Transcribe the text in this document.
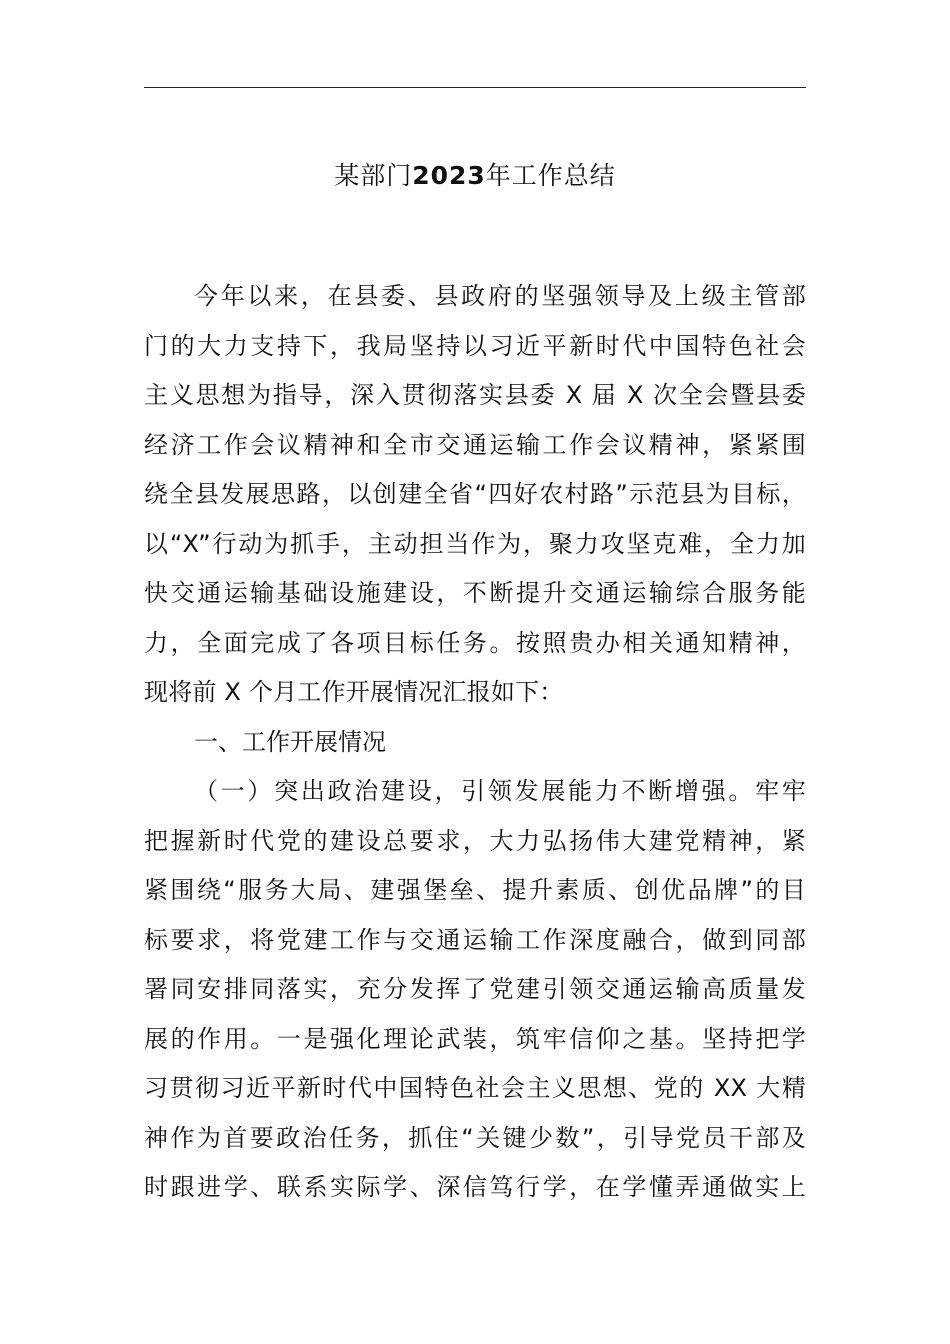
某部门2023年工作总结

今年以来，在县委、县政府的坚强领导及上级主管部
门的大力支持下，我局坚持以习近平新时代中国特色社会
主义思想为指导，深入贯彻落实县委 X 届 X 次全会暨县委
经济工作会议精神和全市交通运输工作会议精神，紧紧围
绕全县发展思路，以创建全省“四好农村路”示范县为目标，
以“X”行动为抓手，主动担当作为，聚力攻坚克难，全力加
快交通运输基础设施建设，不断提升交通运输综合服务能
力，全面完成了各项目标任务。按照贵办相关通知精神，
现将前 X 个月工作开展情况汇报如下：

一、工作开展情况

（一）突出政治建设，引领发展能力不断增强。牢牢
把握新时代党的建设总要求，大力弘扬伟大建党精神，紧
紧围绕“服务大局、建强堡垒、提升素质、创优品牌”的目
标要求，将党建工作与交通运输工作深度融合，做到同部
署同安排同落实，充分发挥了党建引领交通运输高质量发
展的作用。一是强化理论武装，筑牢信仰之基。坚持把学
习贯彻习近平新时代中国特色社会主义思想、党的 XX 大精
神作为首要政治任务，抓住“关键少数”，引导党员干部及
时跟进学、联系实际学、深信笃行学，在学懂弄通做实上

> _What you have to do_
Exclude every picture and copy the remaining data exactly.

> _Expected output_
Transcribe the text in this document.
某部门2023年工作总结

今年以来，在县委、县政府的坚强领导及上级主管部
门的大力支持下，我局坚持以习近平新时代中国特色社会
主义思想为指导，深入贯彻落实县委 X 届 X 次全会暨县委
经济工作会议精神和全市交通运输工作会议精神，紧紧围
绕全县发展思路，以创建全省“四好农村路”示范县为目标，
以“X”行动为抓手，主动担当作为，聚力攻坚克难，全力加
快交通运输基础设施建设，不断提升交通运输综合服务能
力，全面完成了各项目标任务。按照贵办相关通知精神，
现将前 X 个月工作开展情况汇报如下：

一、工作开展情况

（一）突出政治建设，引领发展能力不断增强。牢牢
把握新时代党的建设总要求，大力弘扬伟大建党精神，紧
紧围绕“服务大局、建强堡垒、提升素质、创优品牌”的目
标要求，将党建工作与交通运输工作深度融合，做到同部
署同安排同落实，充分发挥了党建引领交通运输高质量发
展的作用。一是强化理论武装，筑牢信仰之基。坚持把学
习贯彻习近平新时代中国特色社会主义思想、党的 XX 大精
神作为首要政治任务，抓住“关键少数”，引导党员干部及
时跟进学、联系实际学、深信笃行学，在学懂弄通做实上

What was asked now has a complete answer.